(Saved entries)
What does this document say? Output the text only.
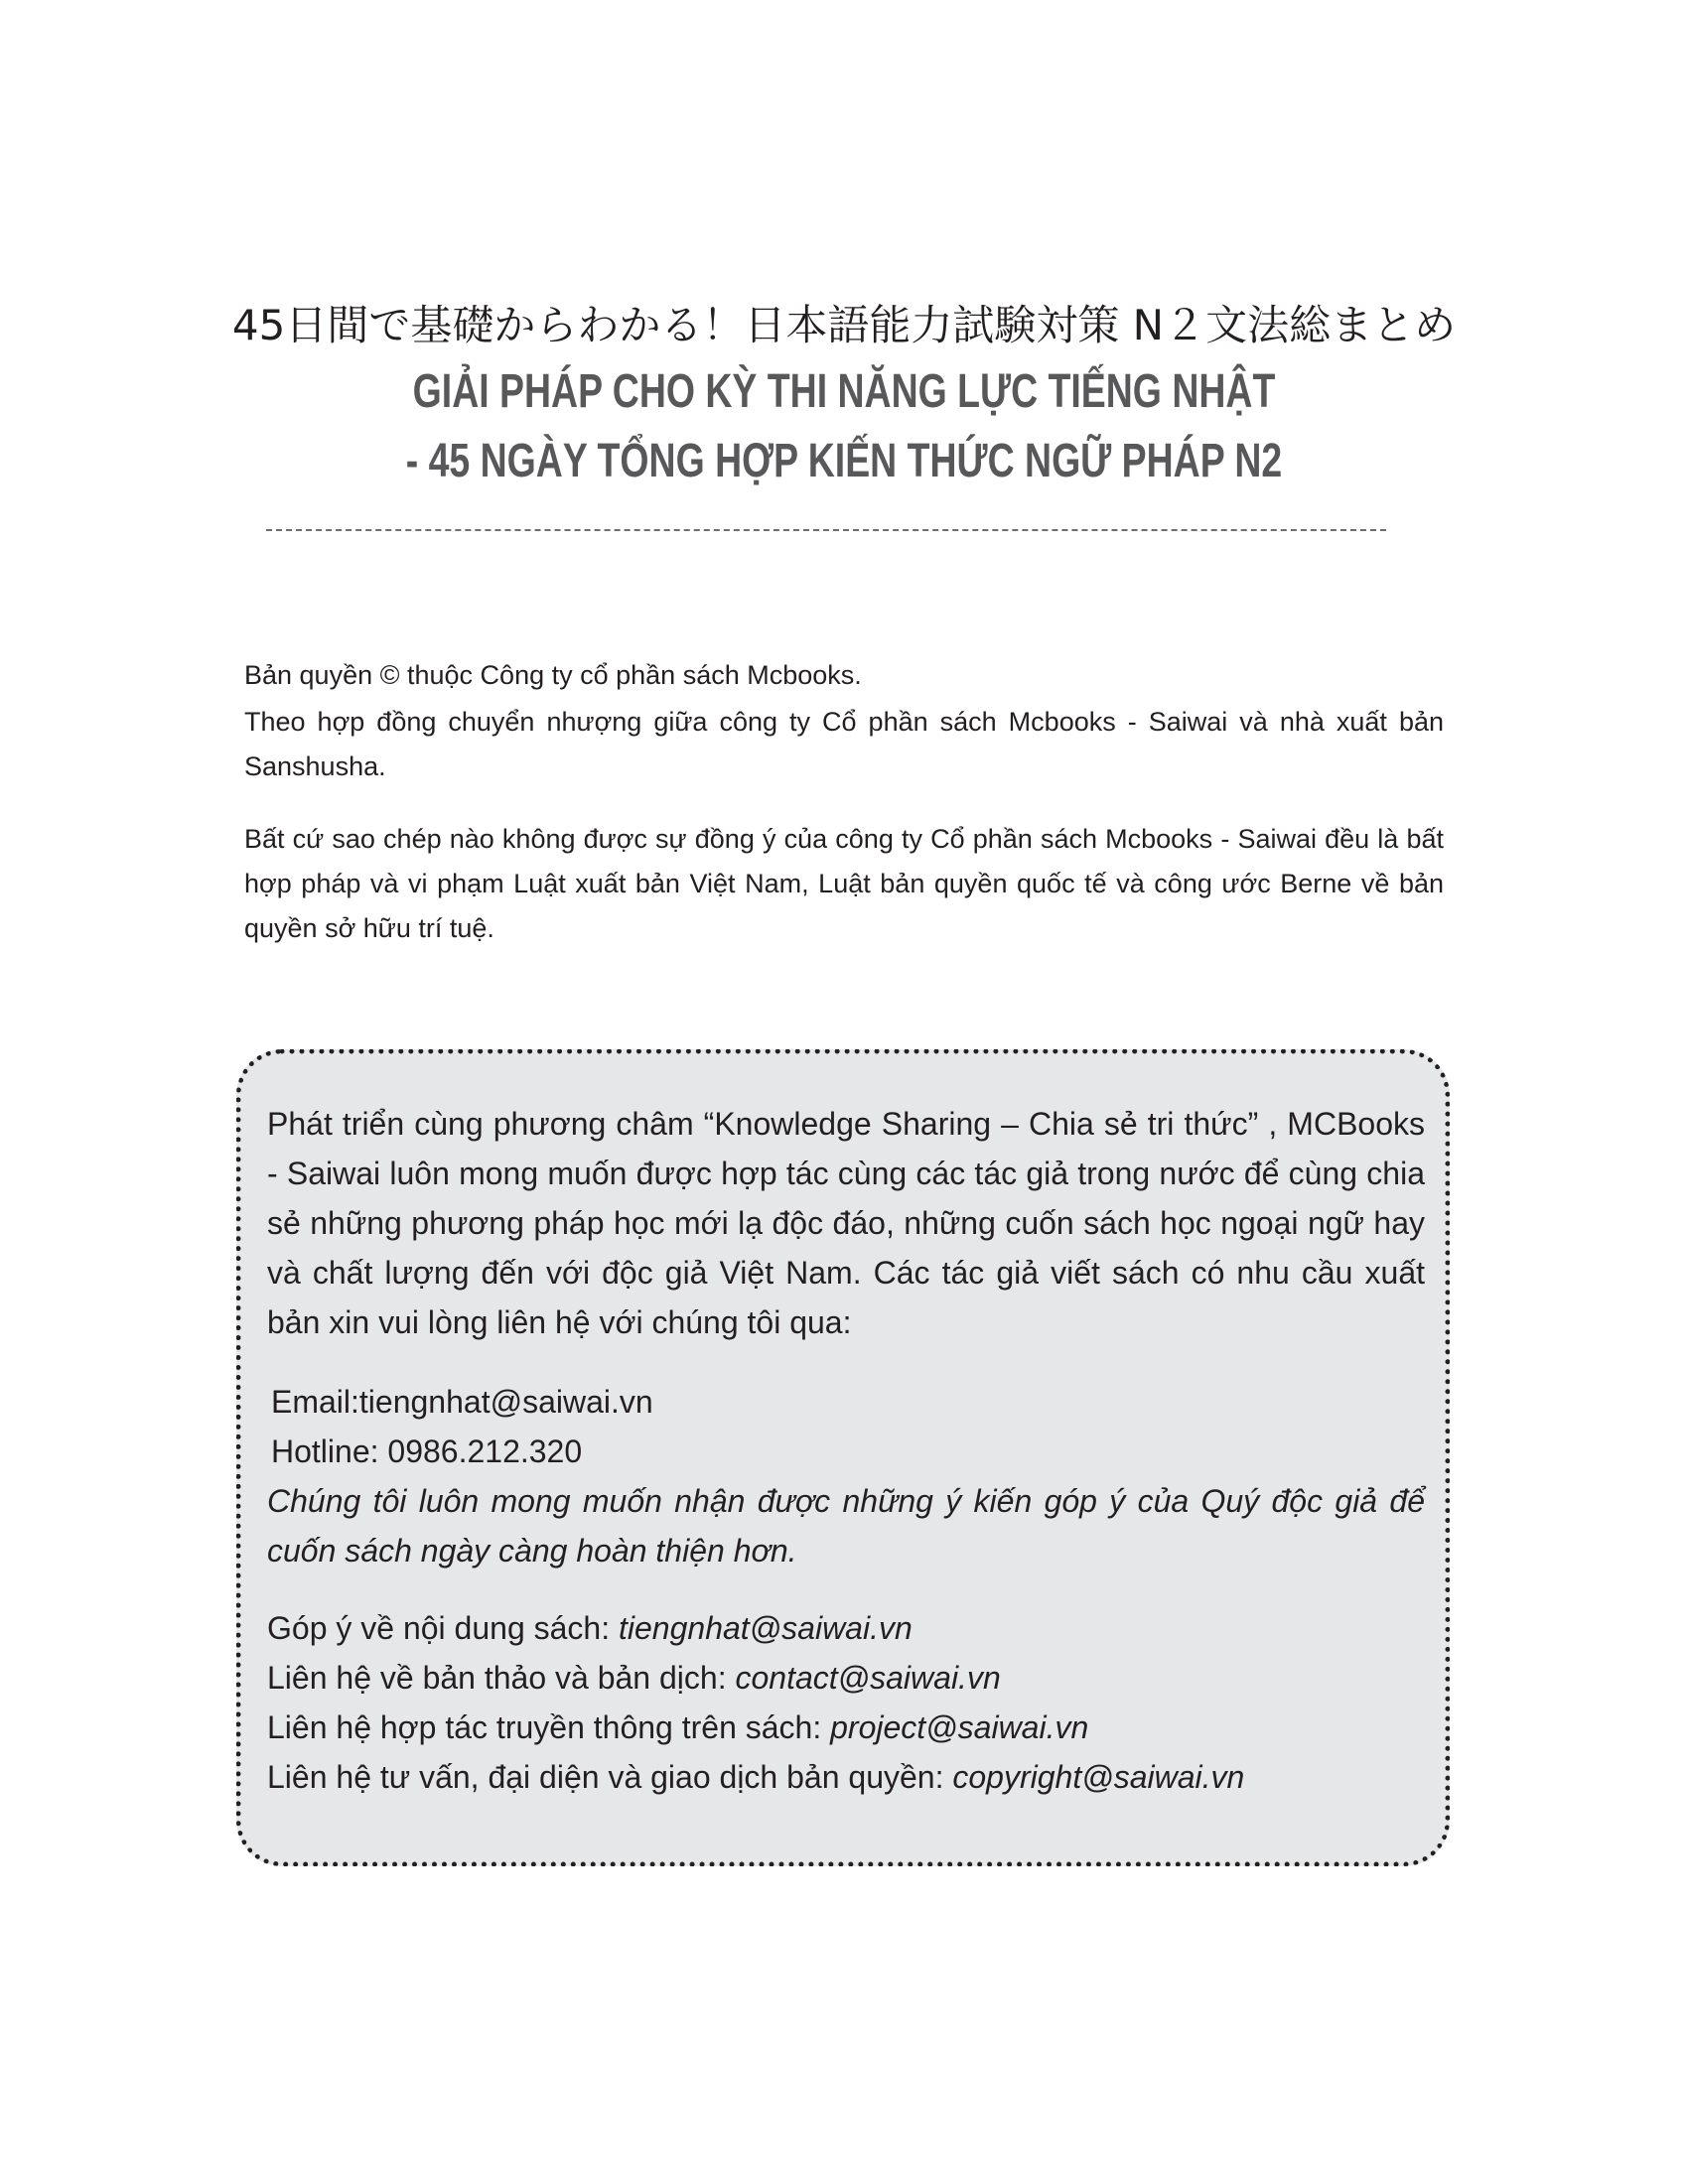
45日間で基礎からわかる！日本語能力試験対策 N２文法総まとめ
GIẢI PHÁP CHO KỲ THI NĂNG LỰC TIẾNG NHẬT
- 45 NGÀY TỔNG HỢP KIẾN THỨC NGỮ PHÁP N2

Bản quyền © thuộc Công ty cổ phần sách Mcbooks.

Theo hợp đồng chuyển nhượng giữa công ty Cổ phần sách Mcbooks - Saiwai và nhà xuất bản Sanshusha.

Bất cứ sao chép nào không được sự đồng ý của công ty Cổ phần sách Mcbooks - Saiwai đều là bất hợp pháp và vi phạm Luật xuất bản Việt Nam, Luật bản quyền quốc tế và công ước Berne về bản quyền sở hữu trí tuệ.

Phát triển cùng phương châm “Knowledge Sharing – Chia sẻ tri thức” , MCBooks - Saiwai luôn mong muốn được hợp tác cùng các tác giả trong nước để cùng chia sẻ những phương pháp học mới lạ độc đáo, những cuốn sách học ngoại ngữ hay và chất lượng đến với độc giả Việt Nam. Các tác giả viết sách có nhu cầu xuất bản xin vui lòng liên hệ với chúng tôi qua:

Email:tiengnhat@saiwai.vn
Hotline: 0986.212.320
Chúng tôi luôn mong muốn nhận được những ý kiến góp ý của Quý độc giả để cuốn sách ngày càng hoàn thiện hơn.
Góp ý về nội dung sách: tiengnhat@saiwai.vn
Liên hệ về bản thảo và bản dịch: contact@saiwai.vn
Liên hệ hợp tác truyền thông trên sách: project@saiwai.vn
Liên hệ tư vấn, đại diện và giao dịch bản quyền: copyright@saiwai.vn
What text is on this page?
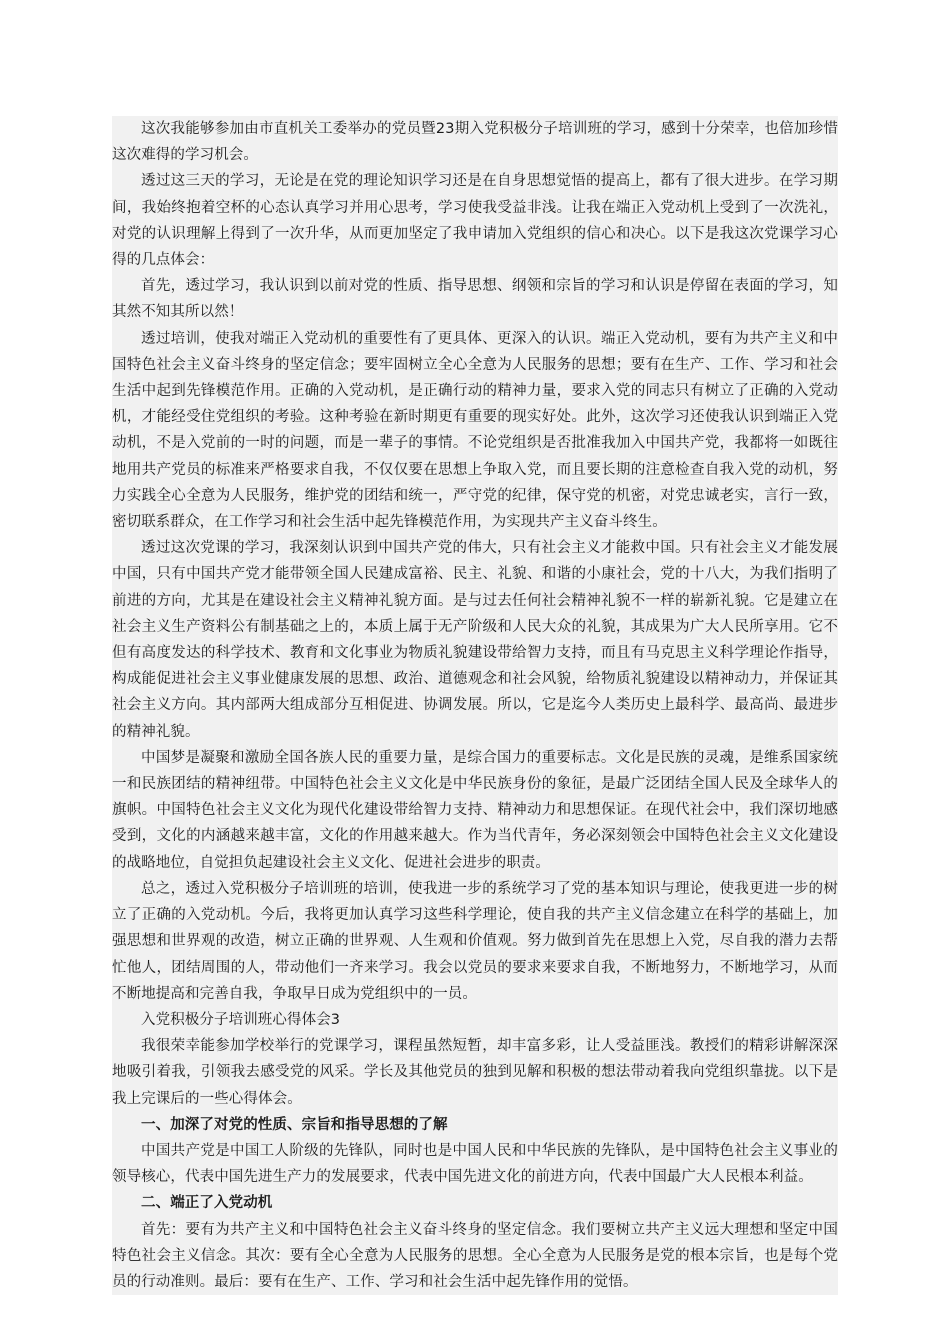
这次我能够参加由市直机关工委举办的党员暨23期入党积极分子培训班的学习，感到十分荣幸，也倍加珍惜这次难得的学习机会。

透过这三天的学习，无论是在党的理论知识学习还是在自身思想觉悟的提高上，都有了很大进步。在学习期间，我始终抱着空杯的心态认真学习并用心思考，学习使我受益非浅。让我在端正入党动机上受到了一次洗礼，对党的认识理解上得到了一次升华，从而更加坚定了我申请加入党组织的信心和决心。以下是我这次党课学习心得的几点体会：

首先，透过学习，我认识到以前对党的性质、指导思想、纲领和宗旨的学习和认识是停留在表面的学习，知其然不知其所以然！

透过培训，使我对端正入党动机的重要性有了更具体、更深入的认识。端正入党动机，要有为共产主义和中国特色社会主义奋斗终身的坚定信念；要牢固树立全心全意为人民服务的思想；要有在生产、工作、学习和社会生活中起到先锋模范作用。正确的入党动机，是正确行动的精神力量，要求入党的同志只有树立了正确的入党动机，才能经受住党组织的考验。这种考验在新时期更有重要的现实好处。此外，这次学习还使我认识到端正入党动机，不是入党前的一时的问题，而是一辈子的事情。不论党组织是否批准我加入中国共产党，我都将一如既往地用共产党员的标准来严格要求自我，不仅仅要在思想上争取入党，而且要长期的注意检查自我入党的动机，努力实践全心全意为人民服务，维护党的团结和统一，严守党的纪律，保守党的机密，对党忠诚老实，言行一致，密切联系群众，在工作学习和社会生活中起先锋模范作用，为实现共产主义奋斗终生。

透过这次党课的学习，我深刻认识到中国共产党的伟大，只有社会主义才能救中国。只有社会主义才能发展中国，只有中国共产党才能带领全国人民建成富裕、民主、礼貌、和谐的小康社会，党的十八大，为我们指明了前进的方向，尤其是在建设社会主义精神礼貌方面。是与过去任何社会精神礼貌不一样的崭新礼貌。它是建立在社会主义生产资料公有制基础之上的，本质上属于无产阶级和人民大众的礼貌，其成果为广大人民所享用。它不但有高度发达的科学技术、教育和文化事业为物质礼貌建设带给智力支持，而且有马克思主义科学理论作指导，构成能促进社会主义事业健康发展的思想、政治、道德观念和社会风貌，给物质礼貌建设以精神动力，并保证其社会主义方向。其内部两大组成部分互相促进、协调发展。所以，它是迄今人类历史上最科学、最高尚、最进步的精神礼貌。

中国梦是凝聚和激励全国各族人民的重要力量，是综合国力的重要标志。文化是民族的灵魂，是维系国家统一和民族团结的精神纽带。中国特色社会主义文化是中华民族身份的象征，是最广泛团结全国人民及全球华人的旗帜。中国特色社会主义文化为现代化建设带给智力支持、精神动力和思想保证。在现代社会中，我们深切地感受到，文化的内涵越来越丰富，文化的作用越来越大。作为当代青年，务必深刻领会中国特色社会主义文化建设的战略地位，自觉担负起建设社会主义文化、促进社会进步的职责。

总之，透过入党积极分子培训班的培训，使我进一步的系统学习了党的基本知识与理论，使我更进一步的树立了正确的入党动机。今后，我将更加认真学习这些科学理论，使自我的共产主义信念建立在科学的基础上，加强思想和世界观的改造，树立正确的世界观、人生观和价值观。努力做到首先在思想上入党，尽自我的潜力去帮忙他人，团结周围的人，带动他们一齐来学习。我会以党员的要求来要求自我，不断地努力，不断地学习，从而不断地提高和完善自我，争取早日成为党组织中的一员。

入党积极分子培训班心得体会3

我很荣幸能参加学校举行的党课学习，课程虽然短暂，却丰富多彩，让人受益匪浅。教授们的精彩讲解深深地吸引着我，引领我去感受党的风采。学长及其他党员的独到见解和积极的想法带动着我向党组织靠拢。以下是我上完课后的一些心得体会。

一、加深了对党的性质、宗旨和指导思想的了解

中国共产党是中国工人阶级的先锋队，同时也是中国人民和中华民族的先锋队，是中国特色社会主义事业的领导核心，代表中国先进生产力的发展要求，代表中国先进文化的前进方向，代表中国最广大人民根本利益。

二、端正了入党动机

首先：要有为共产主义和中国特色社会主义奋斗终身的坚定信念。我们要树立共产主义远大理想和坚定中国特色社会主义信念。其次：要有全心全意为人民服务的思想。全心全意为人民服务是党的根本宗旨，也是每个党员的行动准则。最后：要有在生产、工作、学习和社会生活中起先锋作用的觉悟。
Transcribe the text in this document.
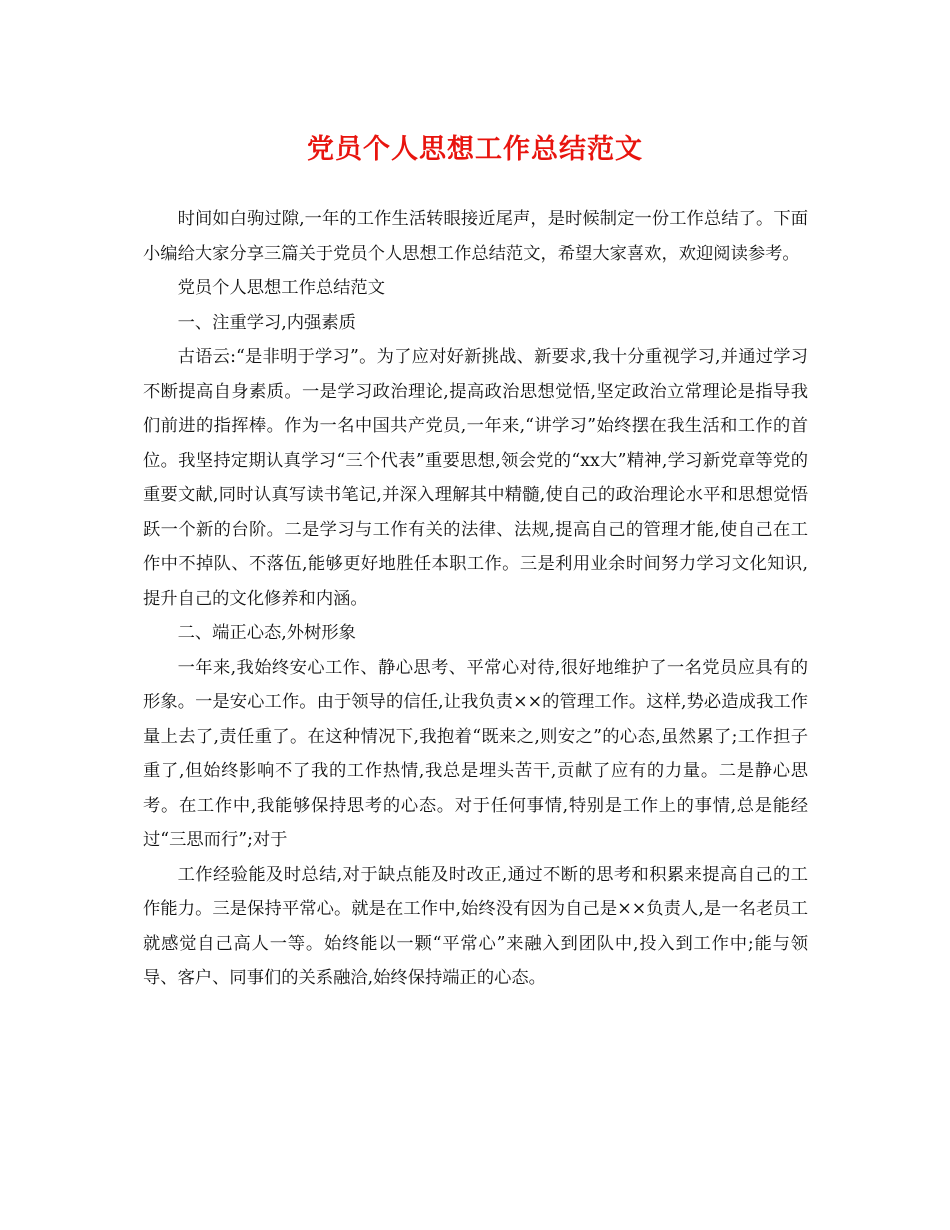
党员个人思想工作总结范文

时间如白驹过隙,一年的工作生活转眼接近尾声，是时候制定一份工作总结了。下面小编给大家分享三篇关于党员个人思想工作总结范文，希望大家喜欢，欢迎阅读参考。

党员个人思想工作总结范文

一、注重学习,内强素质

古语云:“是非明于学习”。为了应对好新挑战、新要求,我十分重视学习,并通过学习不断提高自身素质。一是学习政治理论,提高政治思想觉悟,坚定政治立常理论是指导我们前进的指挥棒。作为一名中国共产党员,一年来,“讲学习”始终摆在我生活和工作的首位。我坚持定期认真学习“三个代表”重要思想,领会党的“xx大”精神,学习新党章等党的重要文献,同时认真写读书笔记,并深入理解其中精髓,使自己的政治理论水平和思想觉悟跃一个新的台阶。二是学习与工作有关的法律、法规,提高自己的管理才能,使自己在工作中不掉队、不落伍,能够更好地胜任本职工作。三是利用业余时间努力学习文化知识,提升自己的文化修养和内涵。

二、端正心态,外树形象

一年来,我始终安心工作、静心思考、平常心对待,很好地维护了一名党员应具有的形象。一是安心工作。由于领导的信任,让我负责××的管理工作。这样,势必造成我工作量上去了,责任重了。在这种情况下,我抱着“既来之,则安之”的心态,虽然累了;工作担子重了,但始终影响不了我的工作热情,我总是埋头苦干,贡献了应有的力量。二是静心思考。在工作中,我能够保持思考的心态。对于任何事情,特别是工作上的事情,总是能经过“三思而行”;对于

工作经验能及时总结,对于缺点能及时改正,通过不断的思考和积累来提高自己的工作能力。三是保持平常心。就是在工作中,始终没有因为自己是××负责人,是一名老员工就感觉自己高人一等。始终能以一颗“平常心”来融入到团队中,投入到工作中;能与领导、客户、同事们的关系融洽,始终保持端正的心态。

- [Written exercise] Starting with the line that holds "Transcribe the text in this document.", repeat exactly every line through the end of the material above, both ends included, without the pictures.

- [Output below]
Transcribe the text in this document.
党员个人思想工作总结范文

时间如白驹过隙,一年的工作生活转眼接近尾声，是时候制定一份工作总结了。下面小编给大家分享三篇关于党员个人思想工作总结范文，希望大家喜欢，欢迎阅读参考。

党员个人思想工作总结范文

一、注重学习,内强素质

古语云:“是非明于学习”。为了应对好新挑战、新要求,我十分重视学习,并通过学习不断提高自身素质。一是学习政治理论,提高政治思想觉悟,坚定政治立常理论是指导我们前进的指挥棒。作为一名中国共产党员,一年来,“讲学习”始终摆在我生活和工作的首位。我坚持定期认真学习“三个代表”重要思想,领会党的“xx大”精神,学习新党章等党的重要文献,同时认真写读书笔记,并深入理解其中精髓,使自己的政治理论水平和思想觉悟跃一个新的台阶。二是学习与工作有关的法律、法规,提高自己的管理才能,使自己在工作中不掉队、不落伍,能够更好地胜任本职工作。三是利用业余时间努力学习文化知识,提升自己的文化修养和内涵。

二、端正心态,外树形象

一年来,我始终安心工作、静心思考、平常心对待,很好地维护了一名党员应具有的形象。一是安心工作。由于领导的信任,让我负责××的管理工作。这样,势必造成我工作量上去了,责任重了。在这种情况下,我抱着“既来之,则安之”的心态,虽然累了;工作担子重了,但始终影响不了我的工作热情,我总是埋头苦干,贡献了应有的力量。二是静心思考。在工作中,我能够保持思考的心态。对于任何事情,特别是工作上的事情,总是能经过“三思而行”;对于

工作经验能及时总结,对于缺点能及时改正,通过不断的思考和积累来提高自己的工作能力。三是保持平常心。就是在工作中,始终没有因为自己是××负责人,是一名老员工就感觉自己高人一等。始终能以一颗“平常心”来融入到团队中,投入到工作中;能与领导、客户、同事们的关系融洽,始终保持端正的心态。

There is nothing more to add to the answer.